● **Description of the task**
The lines to extract begin at the one containing "Output a JSON" and run to the end of the listing; set them down exactly and alone.

● **Provided entries**
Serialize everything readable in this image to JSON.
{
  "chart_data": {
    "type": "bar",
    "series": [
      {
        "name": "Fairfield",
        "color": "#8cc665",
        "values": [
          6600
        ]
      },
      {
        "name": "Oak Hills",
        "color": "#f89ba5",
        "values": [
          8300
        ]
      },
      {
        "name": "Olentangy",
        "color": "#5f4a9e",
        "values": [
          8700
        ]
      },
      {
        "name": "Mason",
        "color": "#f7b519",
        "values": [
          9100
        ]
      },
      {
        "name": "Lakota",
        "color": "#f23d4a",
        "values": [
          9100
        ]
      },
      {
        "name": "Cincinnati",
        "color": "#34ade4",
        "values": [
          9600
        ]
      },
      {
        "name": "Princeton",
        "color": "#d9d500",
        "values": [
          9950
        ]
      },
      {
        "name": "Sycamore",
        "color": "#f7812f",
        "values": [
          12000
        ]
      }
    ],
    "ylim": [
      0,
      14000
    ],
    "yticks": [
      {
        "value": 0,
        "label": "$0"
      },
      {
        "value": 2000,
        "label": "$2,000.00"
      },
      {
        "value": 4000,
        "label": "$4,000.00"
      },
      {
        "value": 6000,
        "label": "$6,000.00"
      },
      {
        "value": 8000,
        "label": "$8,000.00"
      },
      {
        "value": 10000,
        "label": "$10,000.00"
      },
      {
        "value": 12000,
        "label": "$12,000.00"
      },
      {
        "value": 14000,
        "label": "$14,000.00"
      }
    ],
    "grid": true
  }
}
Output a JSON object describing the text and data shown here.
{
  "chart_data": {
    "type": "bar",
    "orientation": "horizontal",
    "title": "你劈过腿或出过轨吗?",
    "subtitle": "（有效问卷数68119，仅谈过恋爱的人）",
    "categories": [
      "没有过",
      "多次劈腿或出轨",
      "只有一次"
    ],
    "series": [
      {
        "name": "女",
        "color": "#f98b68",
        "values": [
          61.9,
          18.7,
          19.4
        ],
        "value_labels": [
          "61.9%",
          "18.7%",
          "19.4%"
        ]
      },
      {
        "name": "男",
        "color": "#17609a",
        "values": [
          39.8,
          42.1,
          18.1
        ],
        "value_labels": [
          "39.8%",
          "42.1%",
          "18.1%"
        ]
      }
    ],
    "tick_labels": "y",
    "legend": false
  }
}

● **Worked solution**
Output a JSON object describing the text and data shown here.
{
  "chart_data": {
    "type": "bar",
    "orientation": "horizontal",
    "title": "你劈过腿或出过轨吗?",
    "subtitle": "（有效问卷数68119，仅谈过恋爱的人）",
    "categories": [
      "没有过",
      "多次劈腿或出轨",
      "只有一次"
    ],
    "series": [
      {
        "name": "女",
        "color": "#f98b68",
        "values": [
          61.9,
          18.7,
          19.4
        ],
        "value_labels": [
          "61.9%",
          "18.7%",
          "19.4%"
        ]
      },
      {
        "name": "男",
        "color": "#17609a",
        "values": [
          39.8,
          42.1,
          18.1
        ],
        "value_labels": [
          "39.8%",
          "42.1%",
          "18.1%"
        ]
      }
    ],
    "tick_labels": "y",
    "legend": false
  }
}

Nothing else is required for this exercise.